* **STATED PROBLEM**:
Set down the data below without change, skipping the pictures it holds.

━━━ PROVIDED DATA ━━━

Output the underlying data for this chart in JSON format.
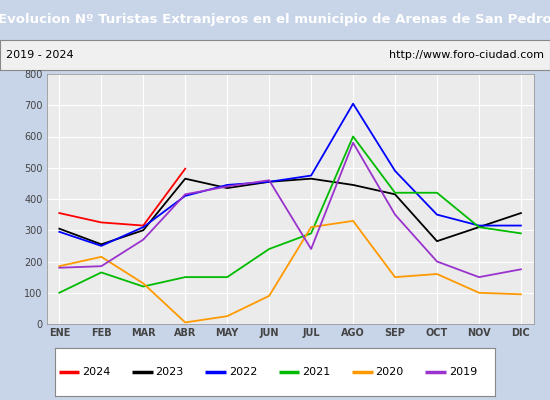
{
  "title": "Evolucion Nº Turistas Extranjeros en el municipio de Arenas de San Pedro",
  "subtitle_left": "2019 - 2024",
  "subtitle_right": "http://www.foro-ciudad.com",
  "title_bg_color": "#4472c4",
  "title_text_color": "#ffffff",
  "months": [
    "ENE",
    "FEB",
    "MAR",
    "ABR",
    "MAY",
    "JUN",
    "JUL",
    "AGO",
    "SEP",
    "OCT",
    "NOV",
    "DIC"
  ],
  "ylim": [
    0,
    800
  ],
  "yticks": [
    0,
    100,
    200,
    300,
    400,
    500,
    600,
    700,
    800
  ],
  "series": {
    "2024": {
      "color": "#ff0000",
      "data": [
        355,
        325,
        315,
        497,
        null,
        null,
        null,
        null,
        null,
        null,
        null,
        null
      ]
    },
    "2023": {
      "color": "#000000",
      "data": [
        305,
        255,
        300,
        465,
        435,
        455,
        465,
        445,
        415,
        265,
        310,
        355
      ]
    },
    "2022": {
      "color": "#0000ff",
      "data": [
        295,
        250,
        310,
        410,
        445,
        455,
        475,
        705,
        490,
        350,
        315,
        315
      ]
    },
    "2021": {
      "color": "#00bb00",
      "data": [
        100,
        165,
        120,
        150,
        150,
        240,
        290,
        600,
        420,
        420,
        310,
        290
      ]
    },
    "2020": {
      "color": "#ff9900",
      "data": [
        185,
        215,
        130,
        5,
        25,
        90,
        310,
        330,
        150,
        160,
        100,
        95
      ]
    },
    "2019": {
      "color": "#9933cc",
      "data": [
        180,
        185,
        270,
        415,
        440,
        460,
        240,
        580,
        350,
        200,
        150,
        175
      ]
    }
  },
  "legend_order": [
    "2024",
    "2023",
    "2022",
    "2021",
    "2020",
    "2019"
  ],
  "plot_bg_color": "#ebebeb",
  "grid_color": "#ffffff",
  "fig_bg_color": "#c8d4e8"
}
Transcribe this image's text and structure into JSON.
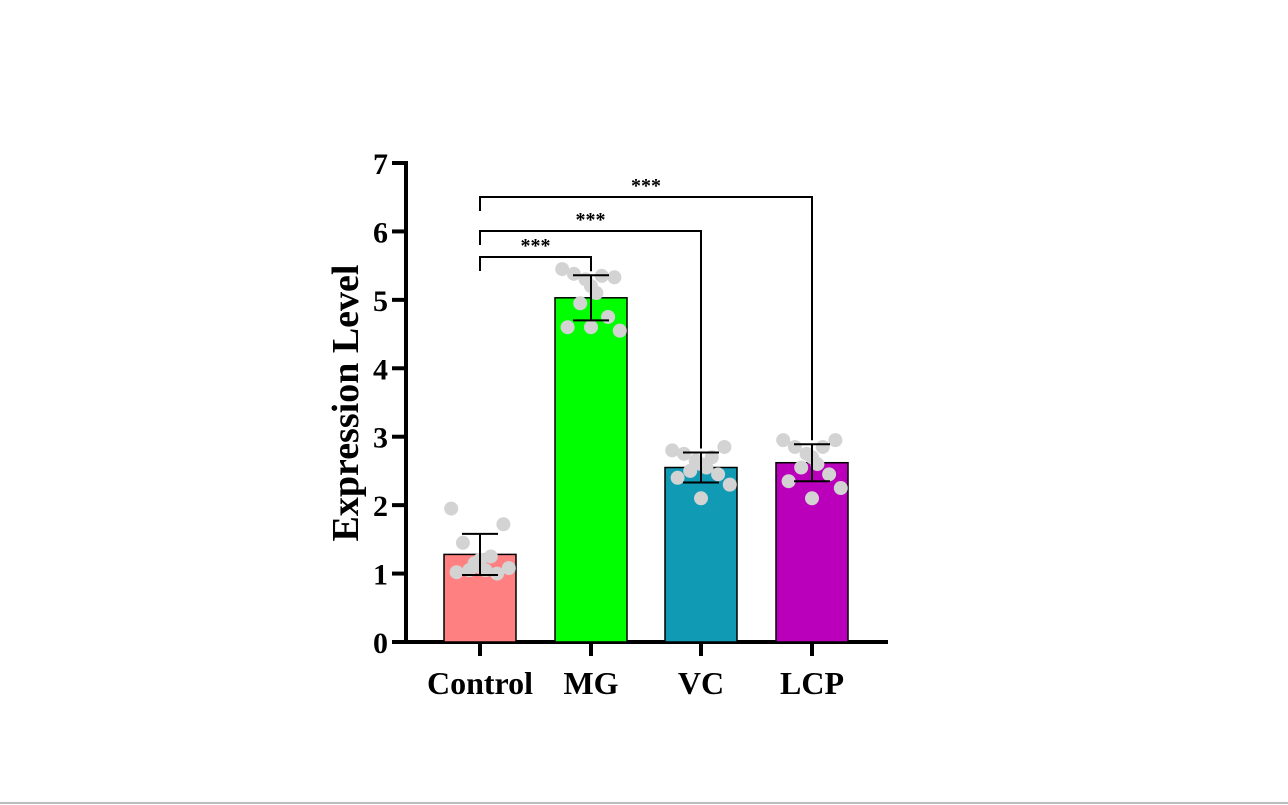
{
  "chart_data": {
    "type": "bar",
    "ylabel": "Expression Level",
    "ylim": [
      0,
      7
    ],
    "yticks": [
      "0",
      "1",
      "2",
      "3",
      "4",
      "5",
      "6",
      "7"
    ],
    "categories": [
      "Control",
      "MG",
      "VC",
      "LCP"
    ],
    "series": [
      {
        "values": [
          1.28,
          5.03,
          2.55,
          2.62
        ],
        "error": [
          0.3,
          0.33,
          0.22,
          0.27
        ],
        "colors": [
          "#ff8080",
          "#00ff00",
          "#109ab4",
          "#bb00bb"
        ],
        "points": [
          [
            1.95,
            1.72,
            1.45,
            1.25,
            1.15,
            1.1,
            1.05,
            1.05,
            1.0,
            1.02,
            1.08,
            1.2
          ],
          [
            5.45,
            5.33,
            5.38,
            5.35,
            5.3,
            5.2,
            5.1,
            4.95,
            4.75,
            4.6,
            4.55,
            4.6
          ],
          [
            2.8,
            2.85,
            2.75,
            2.7,
            2.65,
            2.6,
            2.55,
            2.5,
            2.45,
            2.4,
            2.3,
            2.1
          ],
          [
            2.95,
            2.95,
            2.85,
            2.85,
            2.75,
            2.7,
            2.6,
            2.55,
            2.45,
            2.35,
            2.25,
            2.1
          ]
        ]
      }
    ],
    "significance": [
      {
        "from": "Control",
        "to": "MG",
        "label": "***"
      },
      {
        "from": "Control",
        "to": "VC",
        "label": "***"
      },
      {
        "from": "Control",
        "to": "LCP",
        "label": "***"
      }
    ],
    "point_color": "#d3d3d3",
    "grid": false
  }
}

━━━

* **TASK OUTPUT**:
Output the underlying data for this chart in JSON format.
{
  "title": "Evolucion Nº Turistas Extranjeros en el municipio de Arenas de San Pedro",
  "subtitle_left": "2019 - 2024",
  "subtitle_right": "http://www.foro-ciudad.com",
  "title_bg_color": "#4472c4",
  "title_text_color": "#ffffff",
  "months": [
    "ENE",
    "FEB",
    "MAR",
    "ABR",
    "MAY",
    "JUN",
    "JUL",
    "AGO",
    "SEP",
    "OCT",
    "NOV",
    "DIC"
  ],
  "ylim": [
    0,
    800
  ],
  "yticks": [
    0,
    100,
    200,
    300,
    400,
    500,
    600,
    700,
    800
  ],
  "series": {
    "2024": {
      "color": "#ff0000",
      "data": [
        355,
        325,
        315,
        497,
        null,
        null,
        null,
        null,
        null,
        null,
        null,
        null
      ]
    },
    "2023": {
      "color": "#000000",
      "data": [
        305,
        255,
        300,
        465,
        435,
        455,
        465,
        445,
        415,
        265,
        310,
        355
      ]
    },
    "2022": {
      "color": "#0000ff",
      "data": [
        295,
        250,
        310,
        410,
        445,
        455,
        475,
        705,
        490,
        350,
        315,
        315
      ]
    },
    "2021": {
      "color": "#00bb00",
      "data": [
        100,
        165,
        120,
        150,
        150,
        240,
        290,
        600,
        420,
        420,
        310,
        290
      ]
    },
    "2020": {
      "color": "#ff9900",
      "data": [
        185,
        215,
        130,
        5,
        25,
        90,
        310,
        330,
        150,
        160,
        100,
        95
      ]
    },
    "2019": {
      "color": "#9933cc",
      "data": [
        180,
        185,
        270,
        415,
        440,
        460,
        240,
        580,
        350,
        200,
        150,
        175
      ]
    }
  },
  "legend_order": [
    "2024",
    "2023",
    "2022",
    "2021",
    "2020",
    "2019"
  ],
  "plot_bg_color": "#ebebeb",
  "grid_color": "#ffffff",
  "fig_bg_color": "#c8d4e8"
}
Transcribe this image's text and structure into JSON.
{
  "chart_data": {
    "type": "bar",
    "ylabel": "Expression Level",
    "ylim": [
      0,
      7
    ],
    "yticks": [
      "0",
      "1",
      "2",
      "3",
      "4",
      "5",
      "6",
      "7"
    ],
    "categories": [
      "Control",
      "MG",
      "VC",
      "LCP"
    ],
    "series": [
      {
        "values": [
          1.28,
          5.03,
          2.55,
          2.62
        ],
        "error": [
          0.3,
          0.33,
          0.22,
          0.27
        ],
        "colors": [
          "#ff8080",
          "#00ff00",
          "#109ab4",
          "#bb00bb"
        ],
        "points": [
          [
            1.95,
            1.72,
            1.45,
            1.25,
            1.15,
            1.1,
            1.05,
            1.05,
            1.0,
            1.02,
            1.08,
            1.2
          ],
          [
            5.45,
            5.33,
            5.38,
            5.35,
            5.3,
            5.2,
            5.1,
            4.95,
            4.75,
            4.6,
            4.55,
            4.6
          ],
          [
            2.8,
            2.85,
            2.75,
            2.7,
            2.65,
            2.6,
            2.55,
            2.5,
            2.45,
            2.4,
            2.3,
            2.1
          ],
          [
            2.95,
            2.95,
            2.85,
            2.85,
            2.75,
            2.7,
            2.6,
            2.55,
            2.45,
            2.35,
            2.25,
            2.1
          ]
        ]
      }
    ],
    "significance": [
      {
        "from": "Control",
        "to": "MG",
        "label": "***"
      },
      {
        "from": "Control",
        "to": "VC",
        "label": "***"
      },
      {
        "from": "Control",
        "to": "LCP",
        "label": "***"
      }
    ],
    "point_color": "#d3d3d3",
    "grid": false
  }
}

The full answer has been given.